• [Given task]: Every line in the listing is to be echoed verbatim.

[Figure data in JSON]
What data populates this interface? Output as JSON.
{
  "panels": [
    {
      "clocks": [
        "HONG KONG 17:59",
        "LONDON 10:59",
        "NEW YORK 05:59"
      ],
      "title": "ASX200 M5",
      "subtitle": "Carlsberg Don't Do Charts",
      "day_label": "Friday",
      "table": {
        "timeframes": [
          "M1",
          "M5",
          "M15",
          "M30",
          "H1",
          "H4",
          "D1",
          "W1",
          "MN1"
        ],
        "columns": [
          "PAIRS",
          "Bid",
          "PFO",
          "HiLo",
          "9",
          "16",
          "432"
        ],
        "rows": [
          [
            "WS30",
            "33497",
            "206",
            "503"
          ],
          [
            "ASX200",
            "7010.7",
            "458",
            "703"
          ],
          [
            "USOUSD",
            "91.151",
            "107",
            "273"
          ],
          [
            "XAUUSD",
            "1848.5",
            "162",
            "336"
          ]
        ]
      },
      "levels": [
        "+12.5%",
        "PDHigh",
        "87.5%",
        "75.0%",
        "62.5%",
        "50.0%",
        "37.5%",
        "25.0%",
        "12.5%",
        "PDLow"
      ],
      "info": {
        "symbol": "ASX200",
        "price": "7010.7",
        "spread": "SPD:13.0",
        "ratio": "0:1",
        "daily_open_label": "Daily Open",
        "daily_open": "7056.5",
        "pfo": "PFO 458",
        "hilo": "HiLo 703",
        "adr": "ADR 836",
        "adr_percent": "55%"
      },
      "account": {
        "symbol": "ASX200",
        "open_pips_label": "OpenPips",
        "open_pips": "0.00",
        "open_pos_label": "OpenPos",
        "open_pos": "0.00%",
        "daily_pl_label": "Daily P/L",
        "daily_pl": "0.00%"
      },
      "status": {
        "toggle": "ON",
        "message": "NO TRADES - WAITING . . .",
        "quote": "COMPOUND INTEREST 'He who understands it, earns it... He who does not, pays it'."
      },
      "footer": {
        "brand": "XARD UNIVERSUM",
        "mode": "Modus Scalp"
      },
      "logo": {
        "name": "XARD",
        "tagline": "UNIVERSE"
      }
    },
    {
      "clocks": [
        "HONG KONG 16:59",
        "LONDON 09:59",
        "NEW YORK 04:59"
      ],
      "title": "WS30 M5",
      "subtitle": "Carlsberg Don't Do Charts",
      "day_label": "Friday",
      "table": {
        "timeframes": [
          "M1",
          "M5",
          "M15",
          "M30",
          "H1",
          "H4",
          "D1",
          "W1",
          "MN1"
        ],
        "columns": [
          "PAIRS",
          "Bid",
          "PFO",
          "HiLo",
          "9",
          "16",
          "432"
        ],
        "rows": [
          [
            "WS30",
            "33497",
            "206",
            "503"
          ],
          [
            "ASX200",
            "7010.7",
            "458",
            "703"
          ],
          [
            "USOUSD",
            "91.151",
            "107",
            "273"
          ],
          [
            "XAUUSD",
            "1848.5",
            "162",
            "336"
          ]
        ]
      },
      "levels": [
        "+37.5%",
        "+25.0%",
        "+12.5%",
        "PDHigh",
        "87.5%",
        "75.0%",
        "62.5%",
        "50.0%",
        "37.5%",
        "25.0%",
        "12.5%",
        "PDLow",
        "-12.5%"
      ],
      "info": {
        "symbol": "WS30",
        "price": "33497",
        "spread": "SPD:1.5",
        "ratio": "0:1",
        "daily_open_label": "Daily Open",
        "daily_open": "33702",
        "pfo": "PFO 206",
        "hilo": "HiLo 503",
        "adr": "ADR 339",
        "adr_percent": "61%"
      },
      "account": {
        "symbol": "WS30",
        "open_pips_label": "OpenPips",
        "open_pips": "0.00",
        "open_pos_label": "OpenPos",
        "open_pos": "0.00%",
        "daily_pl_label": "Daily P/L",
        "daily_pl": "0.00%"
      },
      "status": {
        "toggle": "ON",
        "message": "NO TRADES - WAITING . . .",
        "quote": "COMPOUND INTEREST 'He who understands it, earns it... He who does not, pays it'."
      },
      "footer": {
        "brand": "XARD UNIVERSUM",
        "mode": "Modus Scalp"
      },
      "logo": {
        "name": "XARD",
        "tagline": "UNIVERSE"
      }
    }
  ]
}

• [Exercise solution]:
What data populates this interface? Output as JSON.
{
  "panels": [
    {
      "clocks": [
        "HONG KONG 17:59",
        "LONDON 10:59",
        "NEW YORK 05:59"
      ],
      "title": "ASX200 M5",
      "subtitle": "Carlsberg Don't Do Charts",
      "day_label": "Friday",
      "table": {
        "timeframes": [
          "M1",
          "M5",
          "M15",
          "M30",
          "H1",
          "H4",
          "D1",
          "W1",
          "MN1"
        ],
        "columns": [
          "PAIRS",
          "Bid",
          "PFO",
          "HiLo",
          "9",
          "16",
          "432"
        ],
        "rows": [
          [
            "WS30",
            "33497",
            "206",
            "503"
          ],
          [
            "ASX200",
            "7010.7",
            "458",
            "703"
          ],
          [
            "USOUSD",
            "91.151",
            "107",
            "273"
          ],
          [
            "XAUUSD",
            "1848.5",
            "162",
            "336"
          ]
        ]
      },
      "levels": [
        "+12.5%",
        "PDHigh",
        "87.5%",
        "75.0%",
        "62.5%",
        "50.0%",
        "37.5%",
        "25.0%",
        "12.5%",
        "PDLow"
      ],
      "info": {
        "symbol": "ASX200",
        "price": "7010.7",
        "spread": "SPD:13.0",
        "ratio": "0:1",
        "daily_open_label": "Daily Open",
        "daily_open": "7056.5",
        "pfo": "PFO 458",
        "hilo": "HiLo 703",
        "adr": "ADR 836",
        "adr_percent": "55%"
      },
      "account": {
        "symbol": "ASX200",
        "open_pips_label": "OpenPips",
        "open_pips": "0.00",
        "open_pos_label": "OpenPos",
        "open_pos": "0.00%",
        "daily_pl_label": "Daily P/L",
        "daily_pl": "0.00%"
      },
      "status": {
        "toggle": "ON",
        "message": "NO TRADES - WAITING . . .",
        "quote": "COMPOUND INTEREST 'He who understands it, earns it... He who does not, pays it'."
      },
      "footer": {
        "brand": "XARD UNIVERSUM",
        "mode": "Modus Scalp"
      },
      "logo": {
        "name": "XARD",
        "tagline": "UNIVERSE"
      }
    },
    {
      "clocks": [
        "HONG KONG 16:59",
        "LONDON 09:59",
        "NEW YORK 04:59"
      ],
      "title": "WS30 M5",
      "subtitle": "Carlsberg Don't Do Charts",
      "day_label": "Friday",
      "table": {
        "timeframes": [
          "M1",
          "M5",
          "M15",
          "M30",
          "H1",
          "H4",
          "D1",
          "W1",
          "MN1"
        ],
        "columns": [
          "PAIRS",
          "Bid",
          "PFO",
          "HiLo",
          "9",
          "16",
          "432"
        ],
        "rows": [
          [
            "WS30",
            "33497",
            "206",
            "503"
          ],
          [
            "ASX200",
            "7010.7",
            "458",
            "703"
          ],
          [
            "USOUSD",
            "91.151",
            "107",
            "273"
          ],
          [
            "XAUUSD",
            "1848.5",
            "162",
            "336"
          ]
        ]
      },
      "levels": [
        "+37.5%",
        "+25.0%",
        "+12.5%",
        "PDHigh",
        "87.5%",
        "75.0%",
        "62.5%",
        "50.0%",
        "37.5%",
        "25.0%",
        "12.5%",
        "PDLow",
        "-12.5%"
      ],
      "info": {
        "symbol": "WS30",
        "price": "33497",
        "spread": "SPD:1.5",
        "ratio": "0:1",
        "daily_open_label": "Daily Open",
        "daily_open": "33702",
        "pfo": "PFO 206",
        "hilo": "HiLo 503",
        "adr": "ADR 339",
        "adr_percent": "61%"
      },
      "account": {
        "symbol": "WS30",
        "open_pips_label": "OpenPips",
        "open_pips": "0.00",
        "open_pos_label": "OpenPos",
        "open_pos": "0.00%",
        "daily_pl_label": "Daily P/L",
        "daily_pl": "0.00%"
      },
      "status": {
        "toggle": "ON",
        "message": "NO TRADES - WAITING . . .",
        "quote": "COMPOUND INTEREST 'He who understands it, earns it... He who does not, pays it'."
      },
      "footer": {
        "brand": "XARD UNIVERSUM",
        "mode": "Modus Scalp"
      },
      "logo": {
        "name": "XARD",
        "tagline": "UNIVERSE"
      }
    }
  ]
}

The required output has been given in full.